[Dataset rows about figures]
——————————

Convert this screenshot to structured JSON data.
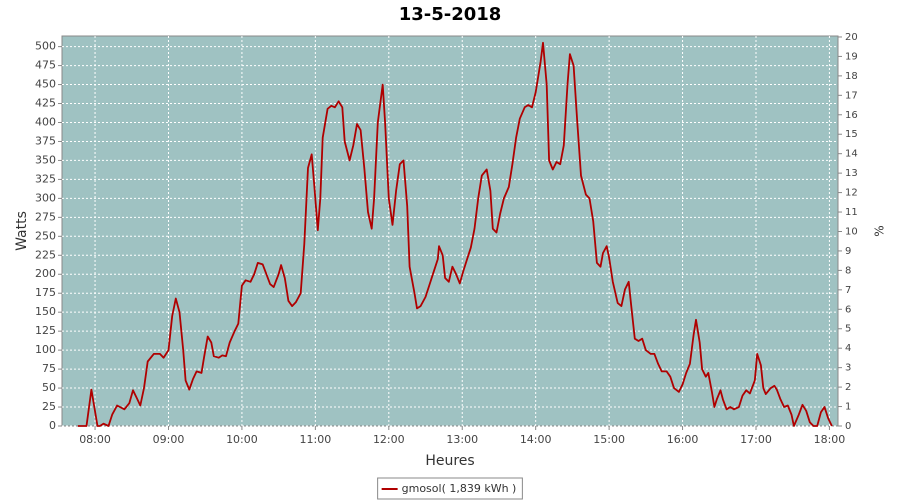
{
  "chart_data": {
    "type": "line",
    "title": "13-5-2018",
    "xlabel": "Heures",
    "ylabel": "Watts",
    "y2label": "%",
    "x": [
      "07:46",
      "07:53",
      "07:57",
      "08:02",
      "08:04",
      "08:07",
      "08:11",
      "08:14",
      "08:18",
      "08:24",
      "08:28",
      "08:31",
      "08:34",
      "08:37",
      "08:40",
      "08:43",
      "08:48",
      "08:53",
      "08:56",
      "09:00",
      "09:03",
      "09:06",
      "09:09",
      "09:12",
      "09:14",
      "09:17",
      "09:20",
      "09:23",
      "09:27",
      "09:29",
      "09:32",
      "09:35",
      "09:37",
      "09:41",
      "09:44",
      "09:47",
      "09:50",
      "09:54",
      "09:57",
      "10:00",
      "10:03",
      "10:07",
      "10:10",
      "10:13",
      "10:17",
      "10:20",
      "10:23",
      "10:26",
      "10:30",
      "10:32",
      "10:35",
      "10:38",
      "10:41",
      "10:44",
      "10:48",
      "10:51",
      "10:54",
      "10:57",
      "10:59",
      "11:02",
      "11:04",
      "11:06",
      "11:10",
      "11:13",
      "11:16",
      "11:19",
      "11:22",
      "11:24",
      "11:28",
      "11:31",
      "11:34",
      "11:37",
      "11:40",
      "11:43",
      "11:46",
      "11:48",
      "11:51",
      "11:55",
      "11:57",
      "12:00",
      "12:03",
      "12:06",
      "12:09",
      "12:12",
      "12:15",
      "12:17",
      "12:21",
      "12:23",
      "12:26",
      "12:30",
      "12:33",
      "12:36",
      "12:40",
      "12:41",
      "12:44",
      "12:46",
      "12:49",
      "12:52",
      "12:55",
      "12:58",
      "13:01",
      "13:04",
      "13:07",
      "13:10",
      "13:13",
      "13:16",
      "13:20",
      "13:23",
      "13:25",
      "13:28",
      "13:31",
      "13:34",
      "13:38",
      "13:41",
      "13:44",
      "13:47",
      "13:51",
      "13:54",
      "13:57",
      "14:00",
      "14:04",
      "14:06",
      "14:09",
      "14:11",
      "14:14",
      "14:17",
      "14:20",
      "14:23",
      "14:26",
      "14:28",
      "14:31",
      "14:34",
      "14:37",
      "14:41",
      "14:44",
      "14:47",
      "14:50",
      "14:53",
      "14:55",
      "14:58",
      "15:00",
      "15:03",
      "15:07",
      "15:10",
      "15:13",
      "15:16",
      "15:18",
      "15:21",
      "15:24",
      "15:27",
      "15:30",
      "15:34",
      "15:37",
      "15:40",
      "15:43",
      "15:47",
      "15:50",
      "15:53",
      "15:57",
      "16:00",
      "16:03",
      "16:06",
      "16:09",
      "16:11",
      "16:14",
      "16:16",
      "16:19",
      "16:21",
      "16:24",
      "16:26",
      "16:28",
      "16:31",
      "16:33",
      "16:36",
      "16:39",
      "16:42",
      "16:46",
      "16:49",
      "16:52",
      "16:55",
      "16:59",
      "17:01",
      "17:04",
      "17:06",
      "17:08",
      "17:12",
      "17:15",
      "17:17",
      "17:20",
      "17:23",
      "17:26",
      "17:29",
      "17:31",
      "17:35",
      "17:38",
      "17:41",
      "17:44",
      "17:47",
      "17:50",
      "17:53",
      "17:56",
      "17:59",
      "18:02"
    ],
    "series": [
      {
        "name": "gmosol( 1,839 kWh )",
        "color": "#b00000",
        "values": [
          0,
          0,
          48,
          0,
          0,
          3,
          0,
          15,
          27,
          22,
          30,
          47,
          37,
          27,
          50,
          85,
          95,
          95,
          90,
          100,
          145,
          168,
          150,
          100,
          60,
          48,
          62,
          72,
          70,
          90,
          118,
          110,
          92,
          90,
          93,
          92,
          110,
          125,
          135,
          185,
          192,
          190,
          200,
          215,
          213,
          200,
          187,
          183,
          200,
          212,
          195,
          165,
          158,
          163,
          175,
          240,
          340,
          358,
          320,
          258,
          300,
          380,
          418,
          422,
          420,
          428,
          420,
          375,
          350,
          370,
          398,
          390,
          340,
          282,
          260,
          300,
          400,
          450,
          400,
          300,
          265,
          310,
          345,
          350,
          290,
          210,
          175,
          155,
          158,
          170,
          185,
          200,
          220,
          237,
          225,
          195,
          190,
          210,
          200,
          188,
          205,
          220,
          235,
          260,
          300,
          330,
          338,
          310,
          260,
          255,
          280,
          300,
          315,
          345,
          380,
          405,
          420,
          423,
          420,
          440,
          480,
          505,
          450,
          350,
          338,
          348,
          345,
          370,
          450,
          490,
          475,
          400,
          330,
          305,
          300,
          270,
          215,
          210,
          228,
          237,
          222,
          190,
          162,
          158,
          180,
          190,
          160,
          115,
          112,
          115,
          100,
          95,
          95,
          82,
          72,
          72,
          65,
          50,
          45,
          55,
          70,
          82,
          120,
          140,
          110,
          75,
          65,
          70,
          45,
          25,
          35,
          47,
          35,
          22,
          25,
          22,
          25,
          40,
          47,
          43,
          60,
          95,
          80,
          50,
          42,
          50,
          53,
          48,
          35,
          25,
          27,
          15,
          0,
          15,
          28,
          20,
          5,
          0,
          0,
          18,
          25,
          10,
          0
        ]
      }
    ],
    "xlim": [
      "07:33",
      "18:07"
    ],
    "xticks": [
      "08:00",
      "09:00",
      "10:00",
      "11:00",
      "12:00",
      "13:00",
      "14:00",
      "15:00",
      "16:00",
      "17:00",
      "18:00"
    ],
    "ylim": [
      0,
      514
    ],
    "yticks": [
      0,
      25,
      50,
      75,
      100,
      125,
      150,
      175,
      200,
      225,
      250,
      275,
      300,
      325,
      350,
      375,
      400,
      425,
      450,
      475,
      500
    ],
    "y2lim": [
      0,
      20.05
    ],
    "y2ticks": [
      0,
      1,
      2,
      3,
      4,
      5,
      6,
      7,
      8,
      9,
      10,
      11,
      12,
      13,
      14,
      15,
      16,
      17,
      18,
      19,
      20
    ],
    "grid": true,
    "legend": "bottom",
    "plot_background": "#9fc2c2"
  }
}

——————————

WHAT IS BEING ASKED » Reproduce the material in full, word for word, and omit the pictures.

FINISHED TASK »
Convert this screenshot to structured JSON data.
{
  "chart_data": {
    "type": "line",
    "title": "13-5-2018",
    "xlabel": "Heures",
    "ylabel": "Watts",
    "y2label": "%",
    "x": [
      "07:46",
      "07:53",
      "07:57",
      "08:02",
      "08:04",
      "08:07",
      "08:11",
      "08:14",
      "08:18",
      "08:24",
      "08:28",
      "08:31",
      "08:34",
      "08:37",
      "08:40",
      "08:43",
      "08:48",
      "08:53",
      "08:56",
      "09:00",
      "09:03",
      "09:06",
      "09:09",
      "09:12",
      "09:14",
      "09:17",
      "09:20",
      "09:23",
      "09:27",
      "09:29",
      "09:32",
      "09:35",
      "09:37",
      "09:41",
      "09:44",
      "09:47",
      "09:50",
      "09:54",
      "09:57",
      "10:00",
      "10:03",
      "10:07",
      "10:10",
      "10:13",
      "10:17",
      "10:20",
      "10:23",
      "10:26",
      "10:30",
      "10:32",
      "10:35",
      "10:38",
      "10:41",
      "10:44",
      "10:48",
      "10:51",
      "10:54",
      "10:57",
      "10:59",
      "11:02",
      "11:04",
      "11:06",
      "11:10",
      "11:13",
      "11:16",
      "11:19",
      "11:22",
      "11:24",
      "11:28",
      "11:31",
      "11:34",
      "11:37",
      "11:40",
      "11:43",
      "11:46",
      "11:48",
      "11:51",
      "11:55",
      "11:57",
      "12:00",
      "12:03",
      "12:06",
      "12:09",
      "12:12",
      "12:15",
      "12:17",
      "12:21",
      "12:23",
      "12:26",
      "12:30",
      "12:33",
      "12:36",
      "12:40",
      "12:41",
      "12:44",
      "12:46",
      "12:49",
      "12:52",
      "12:55",
      "12:58",
      "13:01",
      "13:04",
      "13:07",
      "13:10",
      "13:13",
      "13:16",
      "13:20",
      "13:23",
      "13:25",
      "13:28",
      "13:31",
      "13:34",
      "13:38",
      "13:41",
      "13:44",
      "13:47",
      "13:51",
      "13:54",
      "13:57",
      "14:00",
      "14:04",
      "14:06",
      "14:09",
      "14:11",
      "14:14",
      "14:17",
      "14:20",
      "14:23",
      "14:26",
      "14:28",
      "14:31",
      "14:34",
      "14:37",
      "14:41",
      "14:44",
      "14:47",
      "14:50",
      "14:53",
      "14:55",
      "14:58",
      "15:00",
      "15:03",
      "15:07",
      "15:10",
      "15:13",
      "15:16",
      "15:18",
      "15:21",
      "15:24",
      "15:27",
      "15:30",
      "15:34",
      "15:37",
      "15:40",
      "15:43",
      "15:47",
      "15:50",
      "15:53",
      "15:57",
      "16:00",
      "16:03",
      "16:06",
      "16:09",
      "16:11",
      "16:14",
      "16:16",
      "16:19",
      "16:21",
      "16:24",
      "16:26",
      "16:28",
      "16:31",
      "16:33",
      "16:36",
      "16:39",
      "16:42",
      "16:46",
      "16:49",
      "16:52",
      "16:55",
      "16:59",
      "17:01",
      "17:04",
      "17:06",
      "17:08",
      "17:12",
      "17:15",
      "17:17",
      "17:20",
      "17:23",
      "17:26",
      "17:29",
      "17:31",
      "17:35",
      "17:38",
      "17:41",
      "17:44",
      "17:47",
      "17:50",
      "17:53",
      "17:56",
      "17:59",
      "18:02"
    ],
    "series": [
      {
        "name": "gmosol( 1,839 kWh )",
        "color": "#b00000",
        "values": [
          0,
          0,
          48,
          0,
          0,
          3,
          0,
          15,
          27,
          22,
          30,
          47,
          37,
          27,
          50,
          85,
          95,
          95,
          90,
          100,
          145,
          168,
          150,
          100,
          60,
          48,
          62,
          72,
          70,
          90,
          118,
          110,
          92,
          90,
          93,
          92,
          110,
          125,
          135,
          185,
          192,
          190,
          200,
          215,
          213,
          200,
          187,
          183,
          200,
          212,
          195,
          165,
          158,
          163,
          175,
          240,
          340,
          358,
          320,
          258,
          300,
          380,
          418,
          422,
          420,
          428,
          420,
          375,
          350,
          370,
          398,
          390,
          340,
          282,
          260,
          300,
          400,
          450,
          400,
          300,
          265,
          310,
          345,
          350,
          290,
          210,
          175,
          155,
          158,
          170,
          185,
          200,
          220,
          237,
          225,
          195,
          190,
          210,
          200,
          188,
          205,
          220,
          235,
          260,
          300,
          330,
          338,
          310,
          260,
          255,
          280,
          300,
          315,
          345,
          380,
          405,
          420,
          423,
          420,
          440,
          480,
          505,
          450,
          350,
          338,
          348,
          345,
          370,
          450,
          490,
          475,
          400,
          330,
          305,
          300,
          270,
          215,
          210,
          228,
          237,
          222,
          190,
          162,
          158,
          180,
          190,
          160,
          115,
          112,
          115,
          100,
          95,
          95,
          82,
          72,
          72,
          65,
          50,
          45,
          55,
          70,
          82,
          120,
          140,
          110,
          75,
          65,
          70,
          45,
          25,
          35,
          47,
          35,
          22,
          25,
          22,
          25,
          40,
          47,
          43,
          60,
          95,
          80,
          50,
          42,
          50,
          53,
          48,
          35,
          25,
          27,
          15,
          0,
          15,
          28,
          20,
          5,
          0,
          0,
          18,
          25,
          10,
          0
        ]
      }
    ],
    "xlim": [
      "07:33",
      "18:07"
    ],
    "xticks": [
      "08:00",
      "09:00",
      "10:00",
      "11:00",
      "12:00",
      "13:00",
      "14:00",
      "15:00",
      "16:00",
      "17:00",
      "18:00"
    ],
    "ylim": [
      0,
      514
    ],
    "yticks": [
      0,
      25,
      50,
      75,
      100,
      125,
      150,
      175,
      200,
      225,
      250,
      275,
      300,
      325,
      350,
      375,
      400,
      425,
      450,
      475,
      500
    ],
    "y2lim": [
      0,
      20.05
    ],
    "y2ticks": [
      0,
      1,
      2,
      3,
      4,
      5,
      6,
      7,
      8,
      9,
      10,
      11,
      12,
      13,
      14,
      15,
      16,
      17,
      18,
      19,
      20
    ],
    "grid": true,
    "legend": "bottom",
    "plot_background": "#9fc2c2"
  }
}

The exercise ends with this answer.